The task:
Send back the entries below exactly as they appear.

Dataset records

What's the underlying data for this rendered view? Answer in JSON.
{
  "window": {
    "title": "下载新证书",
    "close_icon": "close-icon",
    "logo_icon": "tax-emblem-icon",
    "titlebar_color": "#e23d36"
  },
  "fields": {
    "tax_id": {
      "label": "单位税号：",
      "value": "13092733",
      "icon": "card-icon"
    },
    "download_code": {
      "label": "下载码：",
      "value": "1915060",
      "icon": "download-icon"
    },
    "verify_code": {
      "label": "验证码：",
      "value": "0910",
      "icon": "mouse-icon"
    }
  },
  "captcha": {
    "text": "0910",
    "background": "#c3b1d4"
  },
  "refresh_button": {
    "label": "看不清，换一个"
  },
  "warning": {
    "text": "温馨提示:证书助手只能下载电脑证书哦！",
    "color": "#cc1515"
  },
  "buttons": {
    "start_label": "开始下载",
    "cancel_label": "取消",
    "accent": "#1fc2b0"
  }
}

Output of the task:
What's the underlying data for this rendered view? Answer in JSON.
{
  "window": {
    "title": "下载新证书",
    "close_icon": "close-icon",
    "logo_icon": "tax-emblem-icon",
    "titlebar_color": "#e23d36"
  },
  "fields": {
    "tax_id": {
      "label": "单位税号：",
      "value": "13092733",
      "icon": "card-icon"
    },
    "download_code": {
      "label": "下载码：",
      "value": "1915060",
      "icon": "download-icon"
    },
    "verify_code": {
      "label": "验证码：",
      "value": "0910",
      "icon": "mouse-icon"
    }
  },
  "captcha": {
    "text": "0910",
    "background": "#c3b1d4"
  },
  "refresh_button": {
    "label": "看不清，换一个"
  },
  "warning": {
    "text": "温馨提示:证书助手只能下载电脑证书哦！",
    "color": "#cc1515"
  },
  "buttons": {
    "start_label": "开始下载",
    "cancel_label": "取消",
    "accent": "#1fc2b0"
  }
}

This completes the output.